● **What is being asked**
Every line below that mentions the word "describing" should be copied out.

● **Input records**
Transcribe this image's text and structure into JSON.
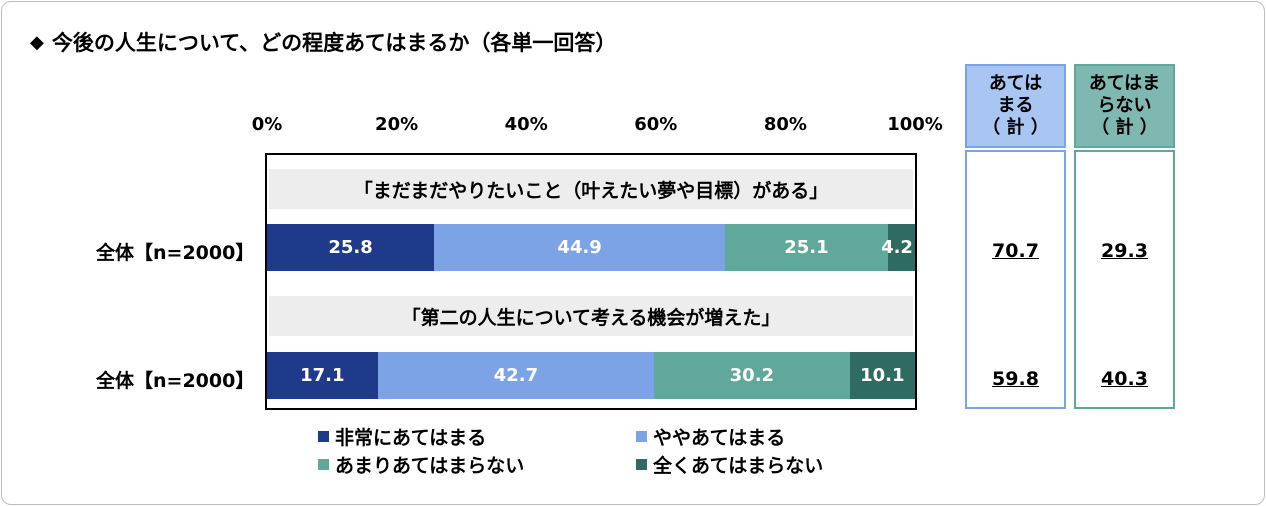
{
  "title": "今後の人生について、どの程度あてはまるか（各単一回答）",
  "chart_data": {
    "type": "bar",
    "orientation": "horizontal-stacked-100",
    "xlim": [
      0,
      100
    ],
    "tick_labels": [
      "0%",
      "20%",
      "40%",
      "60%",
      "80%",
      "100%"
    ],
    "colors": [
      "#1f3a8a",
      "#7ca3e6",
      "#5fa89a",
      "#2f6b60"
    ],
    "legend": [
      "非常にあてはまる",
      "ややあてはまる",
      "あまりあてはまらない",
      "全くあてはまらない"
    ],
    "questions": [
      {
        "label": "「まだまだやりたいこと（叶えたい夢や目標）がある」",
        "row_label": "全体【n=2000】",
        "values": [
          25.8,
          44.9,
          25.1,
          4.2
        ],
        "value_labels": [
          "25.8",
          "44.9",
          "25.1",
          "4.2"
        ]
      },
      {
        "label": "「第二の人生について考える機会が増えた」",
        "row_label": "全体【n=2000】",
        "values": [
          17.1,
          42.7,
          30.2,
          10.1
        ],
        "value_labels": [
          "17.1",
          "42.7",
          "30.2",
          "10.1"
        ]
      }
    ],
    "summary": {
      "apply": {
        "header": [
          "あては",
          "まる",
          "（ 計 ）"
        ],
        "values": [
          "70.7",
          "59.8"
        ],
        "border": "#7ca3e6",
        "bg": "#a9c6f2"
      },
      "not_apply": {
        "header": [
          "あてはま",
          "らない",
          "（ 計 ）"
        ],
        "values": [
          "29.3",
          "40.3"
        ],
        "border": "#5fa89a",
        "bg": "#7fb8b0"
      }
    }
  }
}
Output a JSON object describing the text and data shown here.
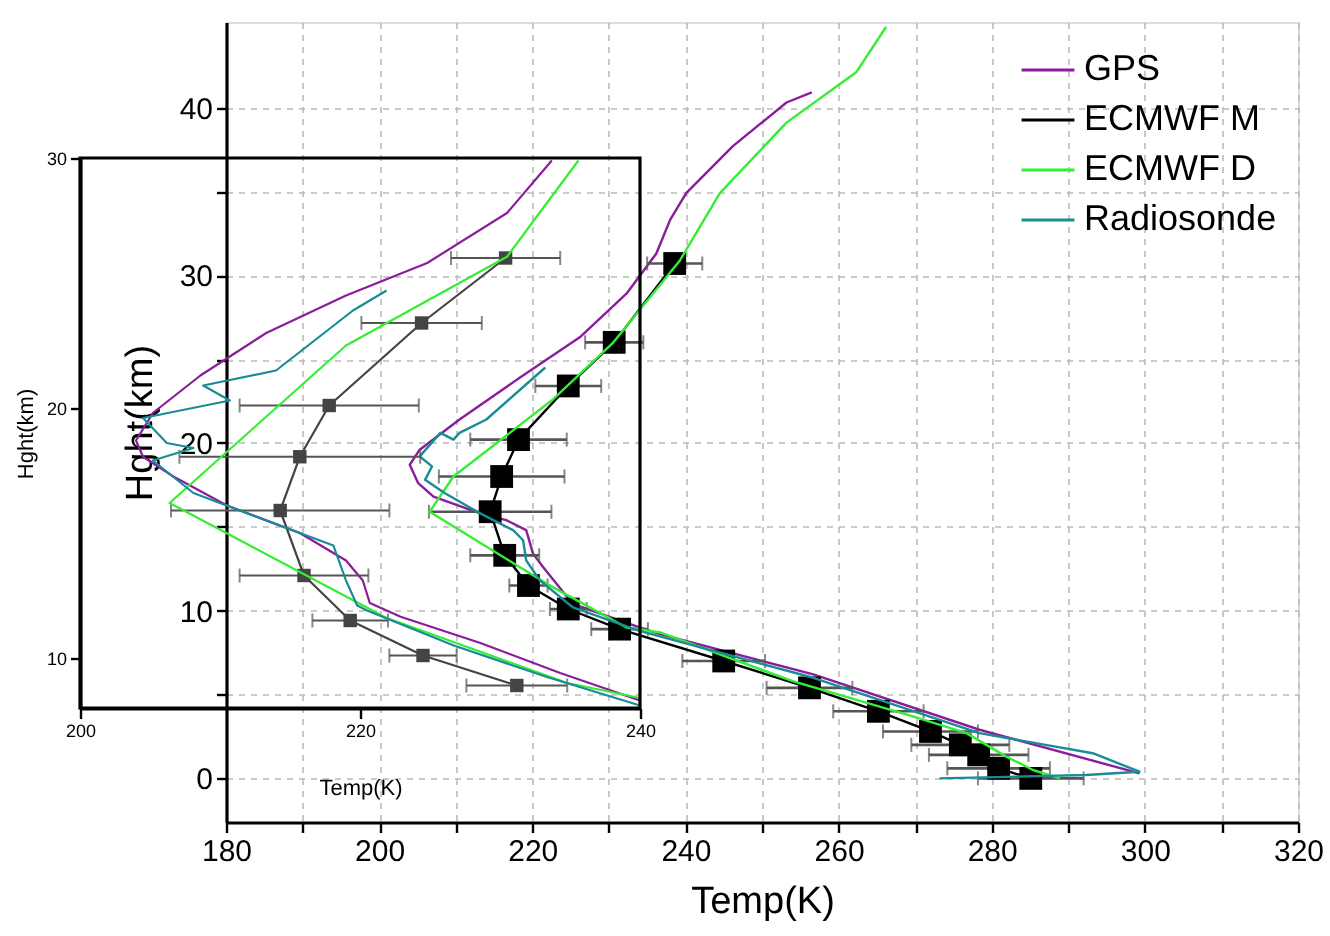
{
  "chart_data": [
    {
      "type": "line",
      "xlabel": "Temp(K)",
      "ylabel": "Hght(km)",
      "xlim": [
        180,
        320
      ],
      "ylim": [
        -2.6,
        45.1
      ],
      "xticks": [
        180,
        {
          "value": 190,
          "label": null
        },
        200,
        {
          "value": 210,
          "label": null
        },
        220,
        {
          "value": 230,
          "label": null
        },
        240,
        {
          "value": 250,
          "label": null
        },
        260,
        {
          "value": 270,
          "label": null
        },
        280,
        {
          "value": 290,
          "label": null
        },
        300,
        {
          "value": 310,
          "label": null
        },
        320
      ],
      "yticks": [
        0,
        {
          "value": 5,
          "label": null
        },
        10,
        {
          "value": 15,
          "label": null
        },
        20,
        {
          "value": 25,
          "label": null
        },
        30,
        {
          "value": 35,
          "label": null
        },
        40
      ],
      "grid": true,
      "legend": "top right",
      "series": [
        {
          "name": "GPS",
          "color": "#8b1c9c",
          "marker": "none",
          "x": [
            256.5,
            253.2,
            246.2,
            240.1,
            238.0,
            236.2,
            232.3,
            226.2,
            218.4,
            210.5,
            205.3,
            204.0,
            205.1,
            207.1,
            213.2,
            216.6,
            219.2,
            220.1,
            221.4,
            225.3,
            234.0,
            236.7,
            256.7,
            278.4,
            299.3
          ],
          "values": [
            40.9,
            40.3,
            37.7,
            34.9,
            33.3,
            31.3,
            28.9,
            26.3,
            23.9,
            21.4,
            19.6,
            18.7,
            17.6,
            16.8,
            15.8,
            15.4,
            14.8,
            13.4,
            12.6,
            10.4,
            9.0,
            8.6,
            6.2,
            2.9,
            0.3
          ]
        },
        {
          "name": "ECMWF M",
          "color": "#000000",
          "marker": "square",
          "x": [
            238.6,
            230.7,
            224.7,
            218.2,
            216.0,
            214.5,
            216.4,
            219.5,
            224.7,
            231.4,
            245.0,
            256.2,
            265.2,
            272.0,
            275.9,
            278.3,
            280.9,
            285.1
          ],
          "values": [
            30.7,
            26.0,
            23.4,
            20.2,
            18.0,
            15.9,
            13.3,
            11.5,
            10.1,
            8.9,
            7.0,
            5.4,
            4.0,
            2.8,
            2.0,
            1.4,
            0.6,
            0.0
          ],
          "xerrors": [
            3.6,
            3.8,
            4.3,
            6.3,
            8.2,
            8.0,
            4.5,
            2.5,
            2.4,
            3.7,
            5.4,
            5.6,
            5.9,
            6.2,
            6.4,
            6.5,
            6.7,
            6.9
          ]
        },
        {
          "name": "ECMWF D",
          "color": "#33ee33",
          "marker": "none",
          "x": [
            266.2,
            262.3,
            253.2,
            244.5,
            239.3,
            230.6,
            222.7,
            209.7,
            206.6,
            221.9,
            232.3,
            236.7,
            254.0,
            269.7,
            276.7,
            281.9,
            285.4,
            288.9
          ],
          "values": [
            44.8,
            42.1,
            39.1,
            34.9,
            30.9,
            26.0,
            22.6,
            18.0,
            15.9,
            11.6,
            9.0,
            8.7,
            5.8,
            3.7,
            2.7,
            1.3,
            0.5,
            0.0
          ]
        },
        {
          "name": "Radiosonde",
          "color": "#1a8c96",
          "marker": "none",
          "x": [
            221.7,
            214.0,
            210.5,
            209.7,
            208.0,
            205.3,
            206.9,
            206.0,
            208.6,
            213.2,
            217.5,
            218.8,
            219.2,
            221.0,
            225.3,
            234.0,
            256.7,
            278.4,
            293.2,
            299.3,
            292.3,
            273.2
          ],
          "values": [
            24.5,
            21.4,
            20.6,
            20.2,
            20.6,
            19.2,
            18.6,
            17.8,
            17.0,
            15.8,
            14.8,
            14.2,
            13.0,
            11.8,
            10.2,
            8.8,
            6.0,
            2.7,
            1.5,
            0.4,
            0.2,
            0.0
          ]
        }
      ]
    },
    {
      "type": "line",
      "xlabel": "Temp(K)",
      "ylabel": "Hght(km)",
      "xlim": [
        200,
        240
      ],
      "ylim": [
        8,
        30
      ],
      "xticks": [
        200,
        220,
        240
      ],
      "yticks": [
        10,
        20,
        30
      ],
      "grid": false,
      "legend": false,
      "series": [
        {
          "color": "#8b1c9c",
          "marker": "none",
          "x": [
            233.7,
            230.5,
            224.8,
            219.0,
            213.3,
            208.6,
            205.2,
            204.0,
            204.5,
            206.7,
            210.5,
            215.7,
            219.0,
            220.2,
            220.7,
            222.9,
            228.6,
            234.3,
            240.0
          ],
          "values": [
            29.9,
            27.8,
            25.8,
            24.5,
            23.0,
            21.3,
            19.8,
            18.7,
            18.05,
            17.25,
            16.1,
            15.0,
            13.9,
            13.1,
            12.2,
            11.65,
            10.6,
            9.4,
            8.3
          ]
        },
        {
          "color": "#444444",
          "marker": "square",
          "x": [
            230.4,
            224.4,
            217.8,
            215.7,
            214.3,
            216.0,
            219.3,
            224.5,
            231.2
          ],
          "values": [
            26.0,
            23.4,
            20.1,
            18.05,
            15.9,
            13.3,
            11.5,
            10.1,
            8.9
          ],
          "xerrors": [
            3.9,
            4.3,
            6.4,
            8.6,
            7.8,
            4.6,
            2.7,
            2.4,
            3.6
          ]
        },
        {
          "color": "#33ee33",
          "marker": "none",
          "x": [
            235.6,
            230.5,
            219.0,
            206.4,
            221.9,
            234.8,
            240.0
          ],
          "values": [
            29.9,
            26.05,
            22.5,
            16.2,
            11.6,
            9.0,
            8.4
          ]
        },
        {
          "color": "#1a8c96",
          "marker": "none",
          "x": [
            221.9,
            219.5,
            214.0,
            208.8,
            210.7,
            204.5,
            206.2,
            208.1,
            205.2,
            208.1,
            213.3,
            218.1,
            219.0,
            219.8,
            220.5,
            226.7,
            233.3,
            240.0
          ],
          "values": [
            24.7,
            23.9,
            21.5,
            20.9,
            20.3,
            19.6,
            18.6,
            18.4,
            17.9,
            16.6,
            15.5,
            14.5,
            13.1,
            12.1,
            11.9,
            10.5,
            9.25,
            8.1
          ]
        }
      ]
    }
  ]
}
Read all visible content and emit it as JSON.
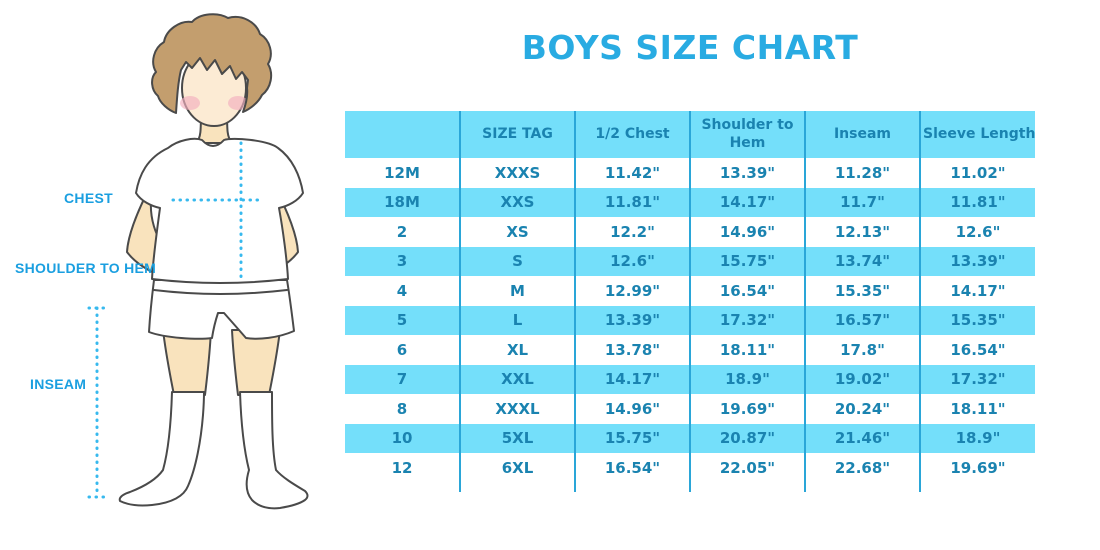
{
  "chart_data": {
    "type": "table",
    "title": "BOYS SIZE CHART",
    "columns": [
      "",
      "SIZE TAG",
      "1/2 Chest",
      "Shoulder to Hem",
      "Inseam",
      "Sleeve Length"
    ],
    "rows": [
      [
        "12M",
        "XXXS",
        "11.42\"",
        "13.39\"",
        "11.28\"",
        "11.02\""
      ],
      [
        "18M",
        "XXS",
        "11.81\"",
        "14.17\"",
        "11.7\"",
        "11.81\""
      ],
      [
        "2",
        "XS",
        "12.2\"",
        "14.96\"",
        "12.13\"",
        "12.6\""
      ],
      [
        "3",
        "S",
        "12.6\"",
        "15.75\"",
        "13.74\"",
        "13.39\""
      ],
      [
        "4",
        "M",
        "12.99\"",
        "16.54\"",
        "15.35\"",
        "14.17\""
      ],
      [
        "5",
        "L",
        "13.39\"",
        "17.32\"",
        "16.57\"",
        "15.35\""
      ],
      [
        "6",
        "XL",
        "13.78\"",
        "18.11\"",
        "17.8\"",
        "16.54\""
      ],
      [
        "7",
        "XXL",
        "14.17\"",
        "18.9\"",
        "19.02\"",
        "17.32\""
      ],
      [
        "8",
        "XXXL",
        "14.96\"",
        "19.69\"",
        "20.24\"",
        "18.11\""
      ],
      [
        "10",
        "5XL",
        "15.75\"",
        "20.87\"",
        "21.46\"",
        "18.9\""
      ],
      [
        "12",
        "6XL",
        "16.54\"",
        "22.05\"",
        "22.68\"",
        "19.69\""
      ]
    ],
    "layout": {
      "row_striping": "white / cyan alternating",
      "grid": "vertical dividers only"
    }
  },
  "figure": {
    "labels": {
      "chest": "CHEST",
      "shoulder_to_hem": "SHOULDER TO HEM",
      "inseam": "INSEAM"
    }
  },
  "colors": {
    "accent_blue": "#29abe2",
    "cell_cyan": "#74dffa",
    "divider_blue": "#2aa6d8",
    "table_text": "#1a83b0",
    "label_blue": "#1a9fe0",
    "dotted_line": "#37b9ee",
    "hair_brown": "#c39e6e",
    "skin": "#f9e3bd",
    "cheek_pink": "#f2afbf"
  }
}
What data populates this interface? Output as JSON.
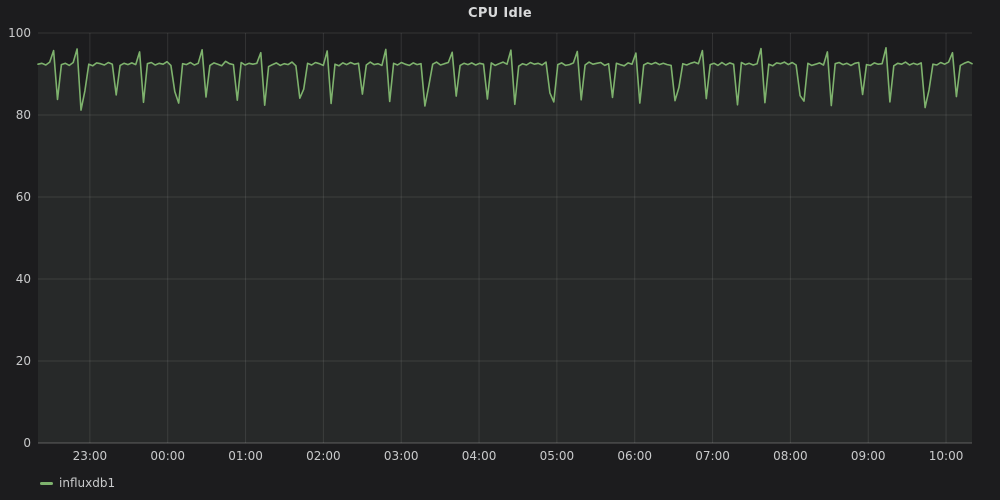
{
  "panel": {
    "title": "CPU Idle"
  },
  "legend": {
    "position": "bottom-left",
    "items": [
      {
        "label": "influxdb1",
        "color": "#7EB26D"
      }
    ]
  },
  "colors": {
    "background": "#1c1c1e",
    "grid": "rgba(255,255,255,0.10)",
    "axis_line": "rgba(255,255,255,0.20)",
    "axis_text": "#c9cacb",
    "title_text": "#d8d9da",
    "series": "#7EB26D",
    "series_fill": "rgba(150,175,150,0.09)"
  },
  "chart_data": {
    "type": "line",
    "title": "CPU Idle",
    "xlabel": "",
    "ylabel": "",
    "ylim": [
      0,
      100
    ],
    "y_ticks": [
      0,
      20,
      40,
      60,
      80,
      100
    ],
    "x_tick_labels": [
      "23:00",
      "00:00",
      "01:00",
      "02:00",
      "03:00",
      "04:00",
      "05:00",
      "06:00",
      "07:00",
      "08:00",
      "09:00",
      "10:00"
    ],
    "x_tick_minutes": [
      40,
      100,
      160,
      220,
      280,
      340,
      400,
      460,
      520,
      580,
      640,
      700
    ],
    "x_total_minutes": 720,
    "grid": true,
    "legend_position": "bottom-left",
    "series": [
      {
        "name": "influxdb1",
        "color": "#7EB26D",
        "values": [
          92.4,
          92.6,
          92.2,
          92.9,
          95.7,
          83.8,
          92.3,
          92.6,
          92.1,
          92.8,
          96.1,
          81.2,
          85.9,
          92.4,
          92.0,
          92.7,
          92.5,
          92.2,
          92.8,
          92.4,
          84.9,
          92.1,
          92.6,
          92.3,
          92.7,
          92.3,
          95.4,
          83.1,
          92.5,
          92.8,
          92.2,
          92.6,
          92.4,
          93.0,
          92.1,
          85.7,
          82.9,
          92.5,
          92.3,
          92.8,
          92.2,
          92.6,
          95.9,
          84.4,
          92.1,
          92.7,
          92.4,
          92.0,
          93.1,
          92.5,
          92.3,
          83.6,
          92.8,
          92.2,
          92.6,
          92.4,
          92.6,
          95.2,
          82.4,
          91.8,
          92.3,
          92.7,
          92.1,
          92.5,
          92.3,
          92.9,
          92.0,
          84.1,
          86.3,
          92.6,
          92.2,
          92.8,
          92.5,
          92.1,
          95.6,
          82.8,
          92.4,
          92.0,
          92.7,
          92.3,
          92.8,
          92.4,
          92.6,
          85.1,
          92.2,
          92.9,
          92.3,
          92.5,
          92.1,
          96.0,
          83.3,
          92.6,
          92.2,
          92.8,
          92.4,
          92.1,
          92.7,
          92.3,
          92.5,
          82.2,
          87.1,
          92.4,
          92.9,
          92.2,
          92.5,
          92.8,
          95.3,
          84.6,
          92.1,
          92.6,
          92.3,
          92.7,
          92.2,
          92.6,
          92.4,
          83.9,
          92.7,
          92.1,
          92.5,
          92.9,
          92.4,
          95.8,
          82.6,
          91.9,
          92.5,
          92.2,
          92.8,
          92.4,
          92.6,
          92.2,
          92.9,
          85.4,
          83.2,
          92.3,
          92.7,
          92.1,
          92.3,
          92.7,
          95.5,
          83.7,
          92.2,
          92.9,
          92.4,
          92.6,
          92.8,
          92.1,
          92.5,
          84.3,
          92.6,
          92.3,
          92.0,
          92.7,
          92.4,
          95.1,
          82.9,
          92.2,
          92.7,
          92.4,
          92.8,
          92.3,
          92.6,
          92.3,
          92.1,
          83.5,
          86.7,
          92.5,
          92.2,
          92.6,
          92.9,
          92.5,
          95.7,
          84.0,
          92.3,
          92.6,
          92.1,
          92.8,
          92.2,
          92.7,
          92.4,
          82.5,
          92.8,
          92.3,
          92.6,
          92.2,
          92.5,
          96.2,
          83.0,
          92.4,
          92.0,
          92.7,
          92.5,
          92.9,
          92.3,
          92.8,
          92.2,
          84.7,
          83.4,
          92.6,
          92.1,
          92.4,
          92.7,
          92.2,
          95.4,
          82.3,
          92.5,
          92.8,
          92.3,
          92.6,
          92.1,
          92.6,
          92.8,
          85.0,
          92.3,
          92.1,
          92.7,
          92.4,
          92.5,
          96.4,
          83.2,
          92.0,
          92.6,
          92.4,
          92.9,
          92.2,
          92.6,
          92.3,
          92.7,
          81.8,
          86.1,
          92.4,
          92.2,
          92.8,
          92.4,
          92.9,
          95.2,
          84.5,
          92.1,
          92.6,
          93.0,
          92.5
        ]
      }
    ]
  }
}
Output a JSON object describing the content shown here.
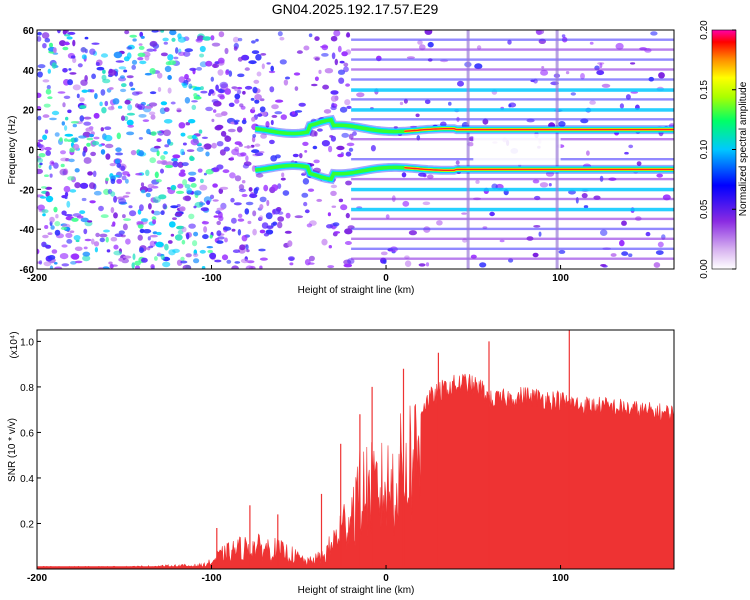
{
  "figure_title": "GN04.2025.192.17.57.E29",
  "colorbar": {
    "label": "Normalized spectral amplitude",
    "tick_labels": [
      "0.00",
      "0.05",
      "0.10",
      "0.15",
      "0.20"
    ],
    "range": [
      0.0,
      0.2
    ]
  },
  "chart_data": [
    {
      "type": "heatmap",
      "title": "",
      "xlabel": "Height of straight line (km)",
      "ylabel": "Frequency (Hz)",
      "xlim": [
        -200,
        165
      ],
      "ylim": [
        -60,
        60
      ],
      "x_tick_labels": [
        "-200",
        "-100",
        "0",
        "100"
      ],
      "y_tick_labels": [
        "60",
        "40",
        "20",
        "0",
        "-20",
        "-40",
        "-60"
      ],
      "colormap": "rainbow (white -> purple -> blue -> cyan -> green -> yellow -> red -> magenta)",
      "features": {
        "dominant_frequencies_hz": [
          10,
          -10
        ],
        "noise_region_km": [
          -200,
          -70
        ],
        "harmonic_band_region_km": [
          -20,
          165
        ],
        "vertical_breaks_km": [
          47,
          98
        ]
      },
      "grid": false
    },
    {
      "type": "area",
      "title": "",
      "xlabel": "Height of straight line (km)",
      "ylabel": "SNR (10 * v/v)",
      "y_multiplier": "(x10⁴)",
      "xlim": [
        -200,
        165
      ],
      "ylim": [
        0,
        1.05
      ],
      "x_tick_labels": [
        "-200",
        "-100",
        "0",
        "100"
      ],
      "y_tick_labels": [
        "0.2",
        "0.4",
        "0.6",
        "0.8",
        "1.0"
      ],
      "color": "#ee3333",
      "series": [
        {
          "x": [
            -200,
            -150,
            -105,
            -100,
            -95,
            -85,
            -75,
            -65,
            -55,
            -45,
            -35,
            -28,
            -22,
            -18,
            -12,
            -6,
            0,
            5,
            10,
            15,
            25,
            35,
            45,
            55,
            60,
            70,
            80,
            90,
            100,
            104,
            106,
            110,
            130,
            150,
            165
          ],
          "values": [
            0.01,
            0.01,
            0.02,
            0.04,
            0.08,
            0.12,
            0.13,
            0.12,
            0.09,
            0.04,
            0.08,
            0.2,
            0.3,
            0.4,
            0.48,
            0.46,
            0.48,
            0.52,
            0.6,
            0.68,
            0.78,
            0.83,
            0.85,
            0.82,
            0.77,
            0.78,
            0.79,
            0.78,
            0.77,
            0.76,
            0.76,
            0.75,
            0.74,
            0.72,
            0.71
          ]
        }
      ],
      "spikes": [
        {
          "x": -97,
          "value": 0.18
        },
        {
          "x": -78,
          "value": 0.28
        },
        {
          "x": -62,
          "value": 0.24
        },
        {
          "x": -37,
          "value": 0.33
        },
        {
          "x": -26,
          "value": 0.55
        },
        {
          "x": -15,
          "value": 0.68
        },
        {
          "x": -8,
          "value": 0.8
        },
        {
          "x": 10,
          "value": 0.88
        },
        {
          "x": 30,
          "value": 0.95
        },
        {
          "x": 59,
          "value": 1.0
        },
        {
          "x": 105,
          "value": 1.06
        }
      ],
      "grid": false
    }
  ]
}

● **Response below**
Output a JSON object describing the text and data shown here.
Output a JSON object describing the content shown here.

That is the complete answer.